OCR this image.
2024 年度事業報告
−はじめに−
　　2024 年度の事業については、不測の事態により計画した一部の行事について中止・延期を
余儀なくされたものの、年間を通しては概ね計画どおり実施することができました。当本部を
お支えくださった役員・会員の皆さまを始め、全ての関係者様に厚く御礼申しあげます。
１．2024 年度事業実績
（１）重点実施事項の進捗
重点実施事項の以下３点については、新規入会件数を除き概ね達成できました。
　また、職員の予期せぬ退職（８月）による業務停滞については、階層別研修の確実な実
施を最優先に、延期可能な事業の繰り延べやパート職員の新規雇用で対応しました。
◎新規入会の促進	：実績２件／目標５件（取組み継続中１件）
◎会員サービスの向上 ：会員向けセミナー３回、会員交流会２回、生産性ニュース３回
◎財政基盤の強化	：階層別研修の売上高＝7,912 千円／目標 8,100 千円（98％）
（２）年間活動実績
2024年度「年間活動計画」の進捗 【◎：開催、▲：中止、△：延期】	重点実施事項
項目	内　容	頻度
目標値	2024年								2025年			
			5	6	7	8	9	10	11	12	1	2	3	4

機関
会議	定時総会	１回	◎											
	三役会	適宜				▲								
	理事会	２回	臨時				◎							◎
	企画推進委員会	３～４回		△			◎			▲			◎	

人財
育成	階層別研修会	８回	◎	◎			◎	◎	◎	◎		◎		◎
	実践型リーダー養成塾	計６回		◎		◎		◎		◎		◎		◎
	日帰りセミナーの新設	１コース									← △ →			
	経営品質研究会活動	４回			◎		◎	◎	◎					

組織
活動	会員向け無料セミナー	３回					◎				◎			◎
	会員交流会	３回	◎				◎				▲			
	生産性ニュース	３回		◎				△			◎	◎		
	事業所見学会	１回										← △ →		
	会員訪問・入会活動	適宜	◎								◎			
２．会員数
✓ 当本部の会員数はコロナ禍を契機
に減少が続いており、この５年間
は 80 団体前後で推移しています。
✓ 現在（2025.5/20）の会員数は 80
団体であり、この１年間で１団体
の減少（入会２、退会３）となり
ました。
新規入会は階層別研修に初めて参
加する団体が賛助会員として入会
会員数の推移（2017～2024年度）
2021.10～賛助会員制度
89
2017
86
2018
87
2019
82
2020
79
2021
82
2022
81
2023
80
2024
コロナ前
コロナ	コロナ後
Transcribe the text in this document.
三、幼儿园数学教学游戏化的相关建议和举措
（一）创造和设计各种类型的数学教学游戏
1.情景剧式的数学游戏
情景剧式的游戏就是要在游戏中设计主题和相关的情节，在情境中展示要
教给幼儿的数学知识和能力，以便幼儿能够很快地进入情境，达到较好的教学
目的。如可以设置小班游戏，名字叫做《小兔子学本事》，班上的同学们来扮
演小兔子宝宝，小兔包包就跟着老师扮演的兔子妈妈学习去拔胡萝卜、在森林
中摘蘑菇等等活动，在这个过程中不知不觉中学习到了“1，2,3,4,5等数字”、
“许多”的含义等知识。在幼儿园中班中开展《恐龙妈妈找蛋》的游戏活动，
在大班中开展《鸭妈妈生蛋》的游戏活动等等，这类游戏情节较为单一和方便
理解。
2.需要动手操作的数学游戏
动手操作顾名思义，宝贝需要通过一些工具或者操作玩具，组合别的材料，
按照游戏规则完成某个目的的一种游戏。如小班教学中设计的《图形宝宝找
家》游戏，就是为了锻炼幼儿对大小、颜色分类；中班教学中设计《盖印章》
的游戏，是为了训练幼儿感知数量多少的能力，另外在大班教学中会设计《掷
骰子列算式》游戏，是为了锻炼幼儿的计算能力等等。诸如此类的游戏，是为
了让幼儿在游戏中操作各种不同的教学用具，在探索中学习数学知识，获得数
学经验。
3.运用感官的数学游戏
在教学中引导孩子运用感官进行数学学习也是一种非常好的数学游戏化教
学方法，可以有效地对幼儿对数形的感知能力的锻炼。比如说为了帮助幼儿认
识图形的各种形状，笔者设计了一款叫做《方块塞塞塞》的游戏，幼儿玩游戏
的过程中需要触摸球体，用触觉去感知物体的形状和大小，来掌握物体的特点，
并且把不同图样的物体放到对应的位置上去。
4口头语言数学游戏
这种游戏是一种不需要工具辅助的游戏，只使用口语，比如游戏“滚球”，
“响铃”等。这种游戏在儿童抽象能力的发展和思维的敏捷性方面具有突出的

*TASK INSTRUCTIONS*. Repeat exactly the lines from the one containing "Transcribe the text in this document." through the last line of the records above, both included, and nothing else.

*RESULT BELOW*.
Transcribe the text in this document.
三、幼儿园数学教学游戏化的相关建议和举措
（一）创造和设计各种类型的数学教学游戏
1.情景剧式的数学游戏
情景剧式的游戏就是要在游戏中设计主题和相关的情节，在情境中展示要
教给幼儿的数学知识和能力，以便幼儿能够很快地进入情境，达到较好的教学
目的。如可以设置小班游戏，名字叫做《小兔子学本事》，班上的同学们来扮
演小兔子宝宝，小兔包包就跟着老师扮演的兔子妈妈学习去拔胡萝卜、在森林
中摘蘑菇等等活动，在这个过程中不知不觉中学习到了“1，2,3,4,5等数字”、
“许多”的含义等知识。在幼儿园中班中开展《恐龙妈妈找蛋》的游戏活动，
在大班中开展《鸭妈妈生蛋》的游戏活动等等，这类游戏情节较为单一和方便
理解。
2.需要动手操作的数学游戏
动手操作顾名思义，宝贝需要通过一些工具或者操作玩具，组合别的材料，
按照游戏规则完成某个目的的一种游戏。如小班教学中设计的《图形宝宝找
家》游戏，就是为了锻炼幼儿对大小、颜色分类；中班教学中设计《盖印章》
的游戏，是为了训练幼儿感知数量多少的能力，另外在大班教学中会设计《掷
骰子列算式》游戏，是为了锻炼幼儿的计算能力等等。诸如此类的游戏，是为
了让幼儿在游戏中操作各种不同的教学用具，在探索中学习数学知识，获得数
学经验。
3.运用感官的数学游戏
在教学中引导孩子运用感官进行数学学习也是一种非常好的数学游戏化教
学方法，可以有效地对幼儿对数形的感知能力的锻炼。比如说为了帮助幼儿认
识图形的各种形状，笔者设计了一款叫做《方块塞塞塞》的游戏，幼儿玩游戏
的过程中需要触摸球体，用触觉去感知物体的形状和大小，来掌握物体的特点，
并且把不同图样的物体放到对应的位置上去。
4口头语言数学游戏
这种游戏是一种不需要工具辅助的游戏，只使用口语，比如游戏“滚球”，
“响铃”等。这种游戏在儿童抽象能力的发展和思维的敏捷性方面具有突出的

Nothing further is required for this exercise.